[Data in this exercise]:
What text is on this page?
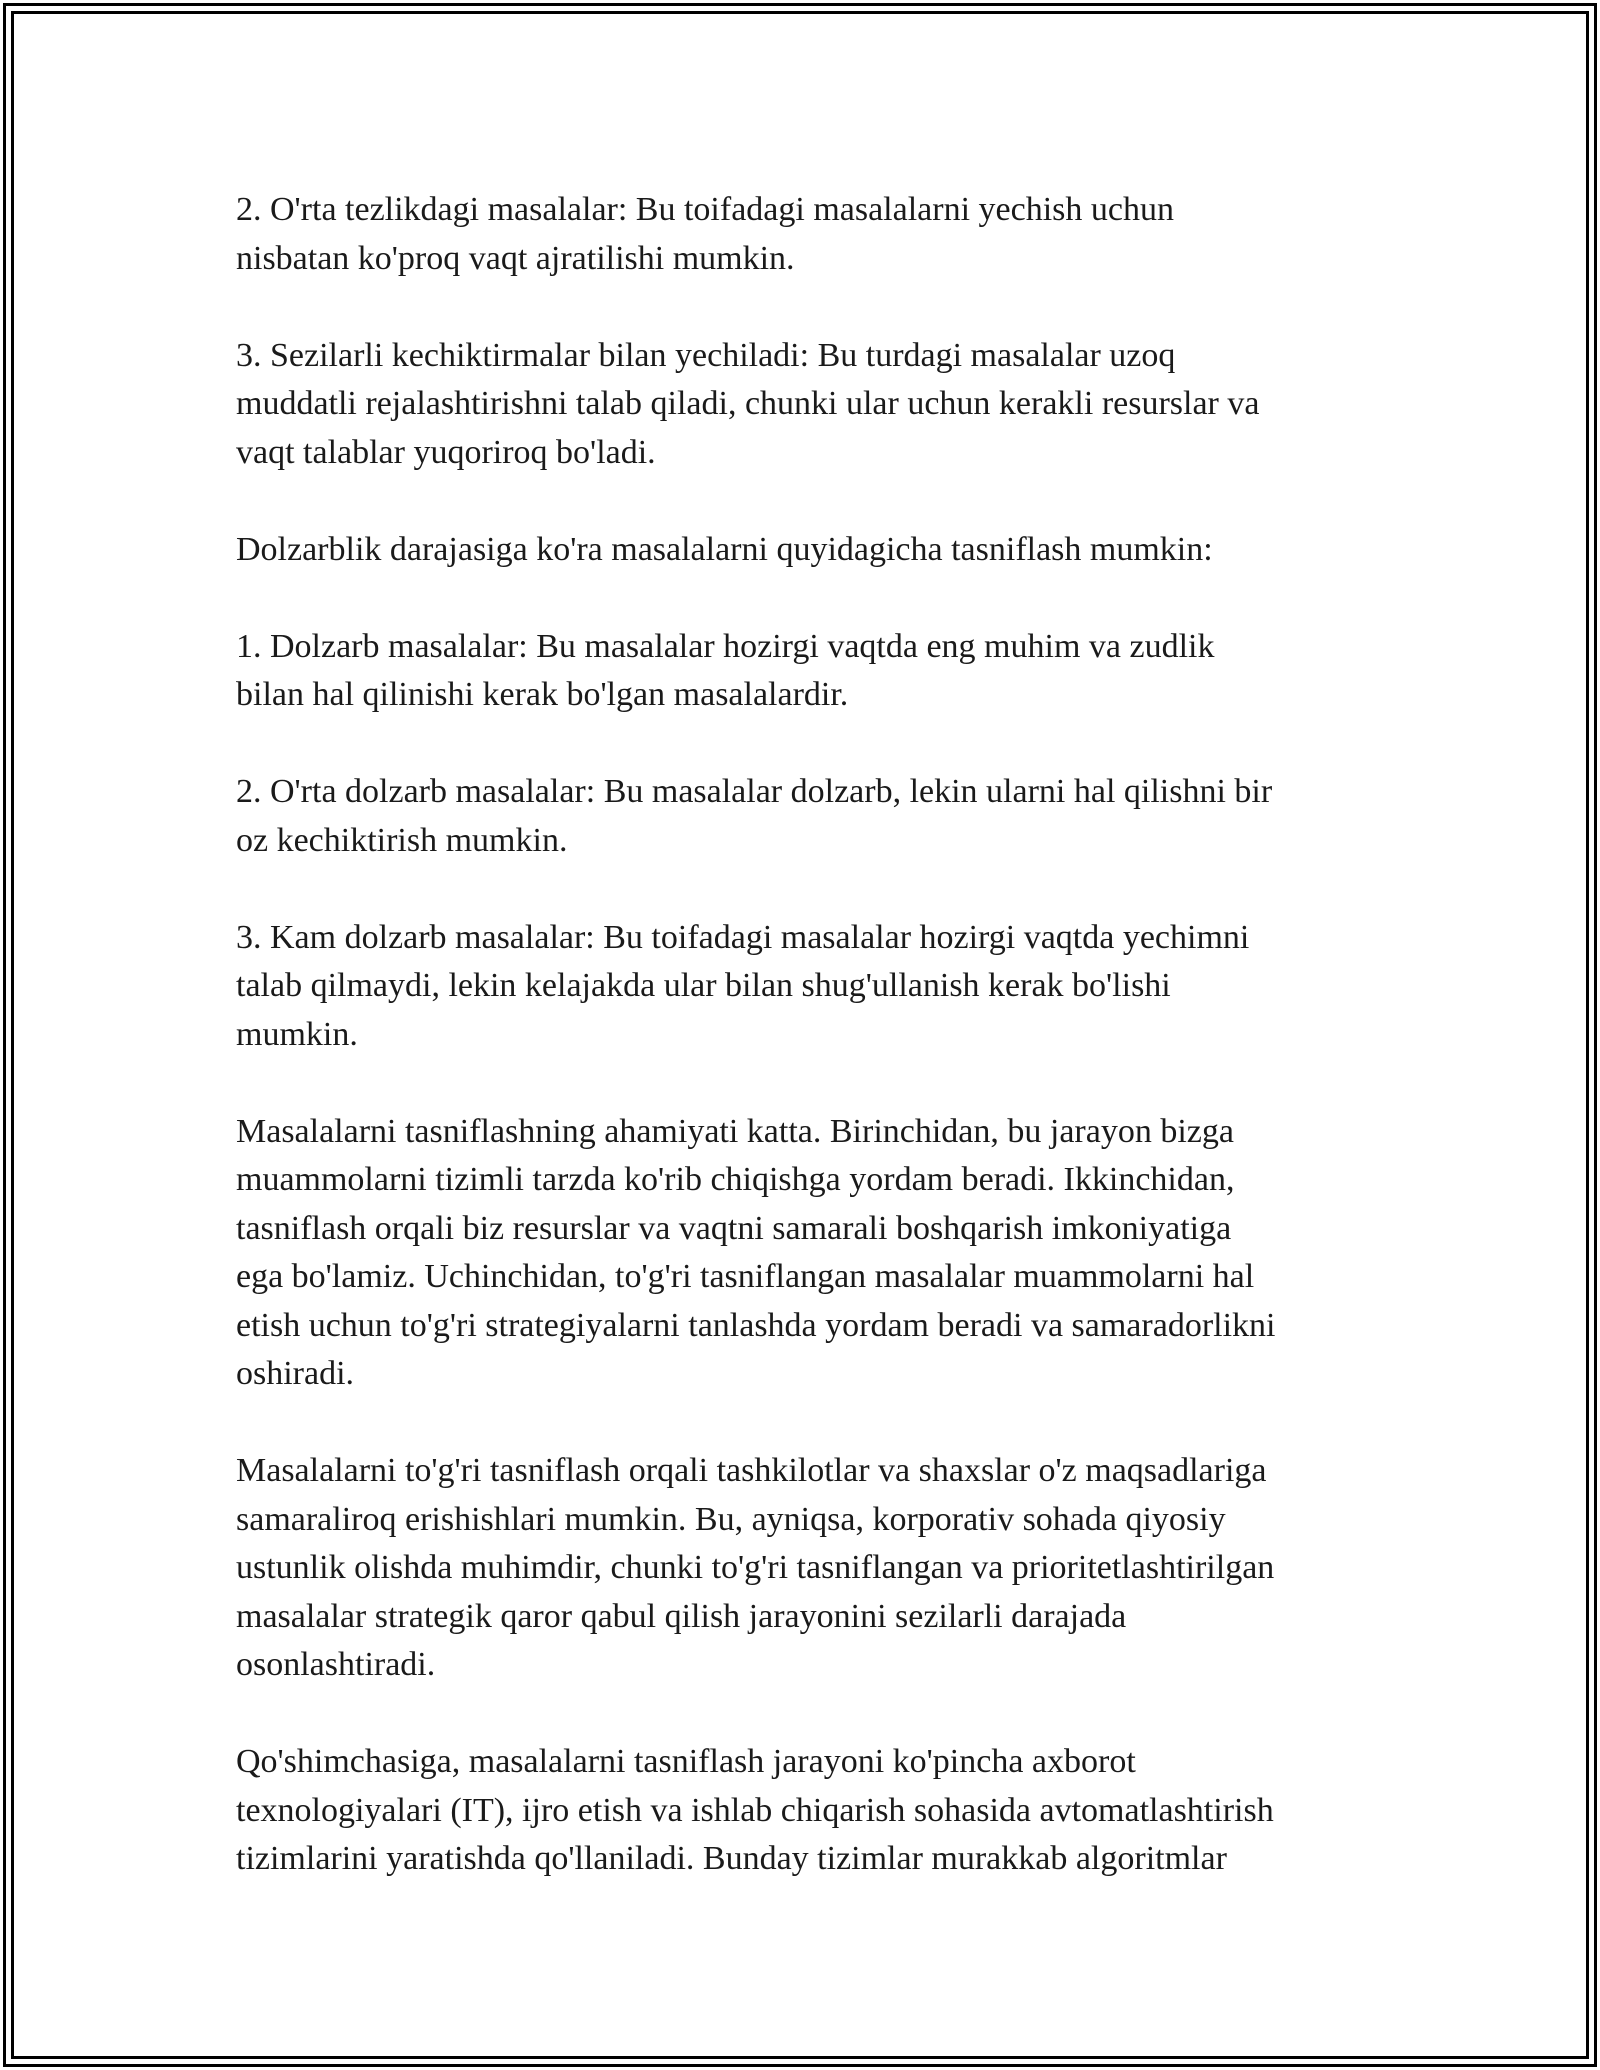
2. O'rta tezlikdagi masalalar: Bu toifadagi masalalarni yechish uchun
nisbatan ko'proq vaqt ajratilishi mumkin.

3. Sezilarli kechiktirmalar bilan yechiladi: Bu turdagi masalalar uzoq
muddatli rejalashtirishni talab qiladi, chunki ular uchun kerakli resurslar va
vaqt talablar yuqoriroq bo'ladi.

Dolzarblik darajasiga ko'ra masalalarni quyidagicha tasniflash mumkin:

1. Dolzarb masalalar: Bu masalalar hozirgi vaqtda eng muhim va zudlik
bilan hal qilinishi kerak bo'lgan masalalardir.

2. O'rta dolzarb masalalar: Bu masalalar dolzarb, lekin ularni hal qilishni bir
oz kechiktirish mumkin.

3. Kam dolzarb masalalar: Bu toifadagi masalalar hozirgi vaqtda yechimni
talab qilmaydi, lekin kelajakda ular bilan shug'ullanish kerak bo'lishi
mumkin.

Masalalarni tasniflashning ahamiyati katta. Birinchidan, bu jarayon bizga
muammolarni tizimli tarzda ko'rib chiqishga yordam beradi. Ikkinchidan,
tasniflash orqali biz resurslar va vaqtni samarali boshqarish imkoniyatiga
ega bo'lamiz. Uchinchidan, to'g'ri tasniflangan masalalar muammolarni hal
etish uchun to'g'ri strategiyalarni tanlashda yordam beradi va samaradorlikni
oshiradi.

Masalalarni to'g'ri tasniflash orqali tashkilotlar va shaxslar o'z maqsadlariga
samaraliroq erishishlari mumkin. Bu, ayniqsa, korporativ sohada qiyosiy
ustunlik olishda muhimdir, chunki to'g'ri tasniflangan va prioritetlashtirilgan
masalalar strategik qaror qabul qilish jarayonini sezilarli darajada
osonlashtiradi.

Qo'shimchasiga, masalalarni tasniflash jarayoni ko'pincha axborot
texnologiyalari (IT), ijro etish va ishlab chiqarish sohasida avtomatlashtirish
tizimlarini yaratishda qo'llaniladi. Bunday tizimlar murakkab algoritmlar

[Stated problem]: Skip the pictures and transcribe the rest of the records exactly.

[Exercise answer]:
What text is on this page?
2. O'rta tezlikdagi masalalar: Bu toifadagi masalalarni yechish uchun
nisbatan ko'proq vaqt ajratilishi mumkin.

3. Sezilarli kechiktirmalar bilan yechiladi: Bu turdagi masalalar uzoq
muddatli rejalashtirishni talab qiladi, chunki ular uchun kerakli resurslar va
vaqt talablar yuqoriroq bo'ladi.

Dolzarblik darajasiga ko'ra masalalarni quyidagicha tasniflash mumkin:

1. Dolzarb masalalar: Bu masalalar hozirgi vaqtda eng muhim va zudlik
bilan hal qilinishi kerak bo'lgan masalalardir.

2. O'rta dolzarb masalalar: Bu masalalar dolzarb, lekin ularni hal qilishni bir
oz kechiktirish mumkin.

3. Kam dolzarb masalalar: Bu toifadagi masalalar hozirgi vaqtda yechimni
talab qilmaydi, lekin kelajakda ular bilan shug'ullanish kerak bo'lishi
mumkin.

Masalalarni tasniflashning ahamiyati katta. Birinchidan, bu jarayon bizga
muammolarni tizimli tarzda ko'rib chiqishga yordam beradi. Ikkinchidan,
tasniflash orqali biz resurslar va vaqtni samarali boshqarish imkoniyatiga
ega bo'lamiz. Uchinchidan, to'g'ri tasniflangan masalalar muammolarni hal
etish uchun to'g'ri strategiyalarni tanlashda yordam beradi va samaradorlikni
oshiradi.

Masalalarni to'g'ri tasniflash orqali tashkilotlar va shaxslar o'z maqsadlariga
samaraliroq erishishlari mumkin. Bu, ayniqsa, korporativ sohada qiyosiy
ustunlik olishda muhimdir, chunki to'g'ri tasniflangan va prioritetlashtirilgan
masalalar strategik qaror qabul qilish jarayonini sezilarli darajada
osonlashtiradi.

Qo'shimchasiga, masalalarni tasniflash jarayoni ko'pincha axborot
texnologiyalari (IT), ijro etish va ishlab chiqarish sohasida avtomatlashtirish
tizimlarini yaratishda qo'llaniladi. Bunday tizimlar murakkab algoritmlar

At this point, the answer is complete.